§ **Task description**: Set down the full listing exactly, character for character.

§ **Provided material**:

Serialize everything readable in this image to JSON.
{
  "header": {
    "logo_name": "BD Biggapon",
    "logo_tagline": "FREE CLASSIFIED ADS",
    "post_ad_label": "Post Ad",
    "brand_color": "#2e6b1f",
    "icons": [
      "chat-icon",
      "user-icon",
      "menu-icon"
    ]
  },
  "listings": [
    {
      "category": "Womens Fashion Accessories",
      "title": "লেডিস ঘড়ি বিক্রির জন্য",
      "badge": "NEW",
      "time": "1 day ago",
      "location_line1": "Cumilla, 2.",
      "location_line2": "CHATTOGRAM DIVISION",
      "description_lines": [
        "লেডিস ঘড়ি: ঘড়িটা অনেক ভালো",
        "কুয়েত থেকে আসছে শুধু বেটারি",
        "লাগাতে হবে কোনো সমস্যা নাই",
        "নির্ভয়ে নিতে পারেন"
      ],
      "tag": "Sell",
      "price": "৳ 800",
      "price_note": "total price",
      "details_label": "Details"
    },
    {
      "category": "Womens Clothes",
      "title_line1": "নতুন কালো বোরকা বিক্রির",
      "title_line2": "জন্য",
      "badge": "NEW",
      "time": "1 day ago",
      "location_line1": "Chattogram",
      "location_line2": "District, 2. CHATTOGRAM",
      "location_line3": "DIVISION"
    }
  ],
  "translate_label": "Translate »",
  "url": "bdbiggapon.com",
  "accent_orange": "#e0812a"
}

§ **The solution**:
Serialize everything readable in this image to JSON.
{
  "header": {
    "logo_name": "BD Biggapon",
    "logo_tagline": "FREE CLASSIFIED ADS",
    "post_ad_label": "Post Ad",
    "brand_color": "#2e6b1f",
    "icons": [
      "chat-icon",
      "user-icon",
      "menu-icon"
    ]
  },
  "listings": [
    {
      "category": "Womens Fashion Accessories",
      "title": "লেডিস ঘড়ি বিক্রির জন্য",
      "badge": "NEW",
      "time": "1 day ago",
      "location_line1": "Cumilla, 2.",
      "location_line2": "CHATTOGRAM DIVISION",
      "description_lines": [
        "লেডিস ঘড়ি: ঘড়িটা অনেক ভালো",
        "কুয়েত থেকে আসছে শুধু বেটারি",
        "লাগাতে হবে কোনো সমস্যা নাই",
        "নির্ভয়ে নিতে পারেন"
      ],
      "tag": "Sell",
      "price": "৳ 800",
      "price_note": "total price",
      "details_label": "Details"
    },
    {
      "category": "Womens Clothes",
      "title_line1": "নতুন কালো বোরকা বিক্রির",
      "title_line2": "জন্য",
      "badge": "NEW",
      "time": "1 day ago",
      "location_line1": "Chattogram",
      "location_line2": "District, 2. CHATTOGRAM",
      "location_line3": "DIVISION"
    }
  ],
  "translate_label": "Translate »",
  "url": "bdbiggapon.com",
  "accent_orange": "#e0812a"
}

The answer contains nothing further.